» **WHAT NEEDS TO BE DONE**
Report how many lines include the word "gmail", and nothing besides that number.

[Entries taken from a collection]
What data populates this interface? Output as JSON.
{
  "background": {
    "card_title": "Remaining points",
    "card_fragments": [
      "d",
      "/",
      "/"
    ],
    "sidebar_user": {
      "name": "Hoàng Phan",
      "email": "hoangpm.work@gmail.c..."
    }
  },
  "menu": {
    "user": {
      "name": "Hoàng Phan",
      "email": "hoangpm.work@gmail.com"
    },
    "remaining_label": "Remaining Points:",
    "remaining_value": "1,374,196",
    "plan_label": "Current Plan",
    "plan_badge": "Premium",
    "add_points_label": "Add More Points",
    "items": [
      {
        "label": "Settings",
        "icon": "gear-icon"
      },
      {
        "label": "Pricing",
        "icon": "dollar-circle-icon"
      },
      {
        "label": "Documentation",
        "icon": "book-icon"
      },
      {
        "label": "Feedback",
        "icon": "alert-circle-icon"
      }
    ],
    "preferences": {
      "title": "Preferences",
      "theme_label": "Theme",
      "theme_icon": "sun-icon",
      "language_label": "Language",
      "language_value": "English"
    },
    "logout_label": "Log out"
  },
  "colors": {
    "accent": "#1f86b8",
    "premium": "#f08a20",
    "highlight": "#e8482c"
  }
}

...

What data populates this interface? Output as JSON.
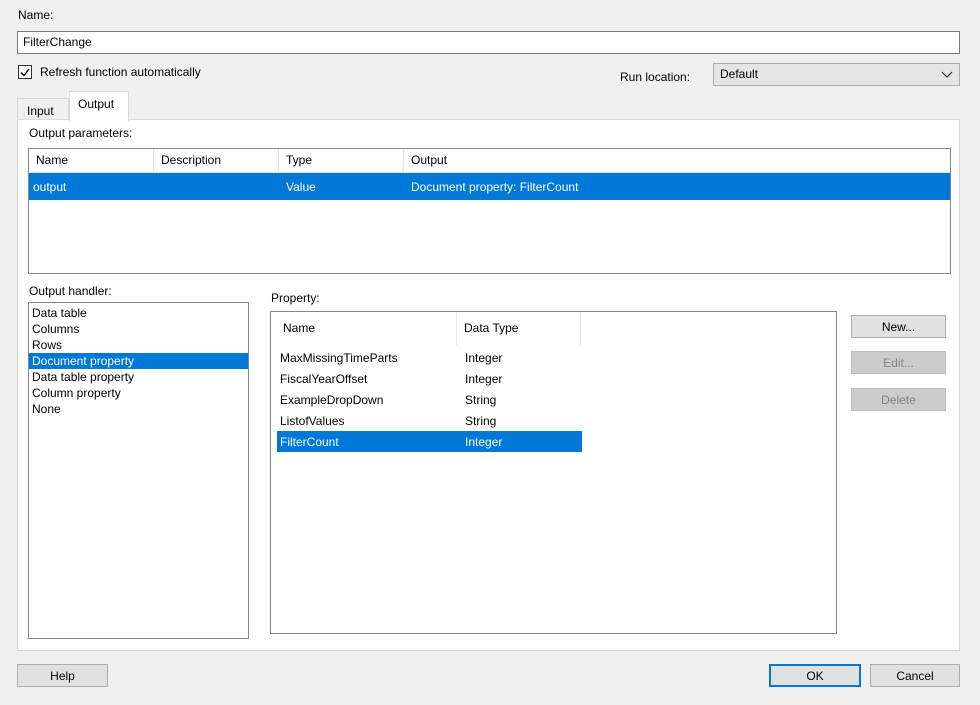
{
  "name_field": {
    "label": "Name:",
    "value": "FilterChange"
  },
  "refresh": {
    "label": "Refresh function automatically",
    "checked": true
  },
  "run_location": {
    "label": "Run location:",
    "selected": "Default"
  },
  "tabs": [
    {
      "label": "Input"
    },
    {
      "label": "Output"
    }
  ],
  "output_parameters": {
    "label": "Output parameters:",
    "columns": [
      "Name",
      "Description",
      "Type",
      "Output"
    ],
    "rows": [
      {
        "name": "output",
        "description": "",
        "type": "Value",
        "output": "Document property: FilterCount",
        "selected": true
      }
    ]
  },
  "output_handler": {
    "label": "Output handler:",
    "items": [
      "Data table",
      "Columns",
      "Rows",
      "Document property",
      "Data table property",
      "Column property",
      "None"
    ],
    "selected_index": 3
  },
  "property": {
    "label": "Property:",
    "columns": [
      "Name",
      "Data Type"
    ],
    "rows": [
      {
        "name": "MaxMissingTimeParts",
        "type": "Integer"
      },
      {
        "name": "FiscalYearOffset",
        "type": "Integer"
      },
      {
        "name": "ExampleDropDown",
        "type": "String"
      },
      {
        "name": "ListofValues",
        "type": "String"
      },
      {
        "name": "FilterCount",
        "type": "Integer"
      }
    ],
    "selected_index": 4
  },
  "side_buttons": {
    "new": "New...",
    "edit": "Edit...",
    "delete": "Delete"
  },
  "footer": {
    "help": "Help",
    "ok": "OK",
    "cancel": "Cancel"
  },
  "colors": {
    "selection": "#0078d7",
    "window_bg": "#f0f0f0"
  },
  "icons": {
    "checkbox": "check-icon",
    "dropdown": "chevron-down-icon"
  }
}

» **EXERCISE RESULT**
2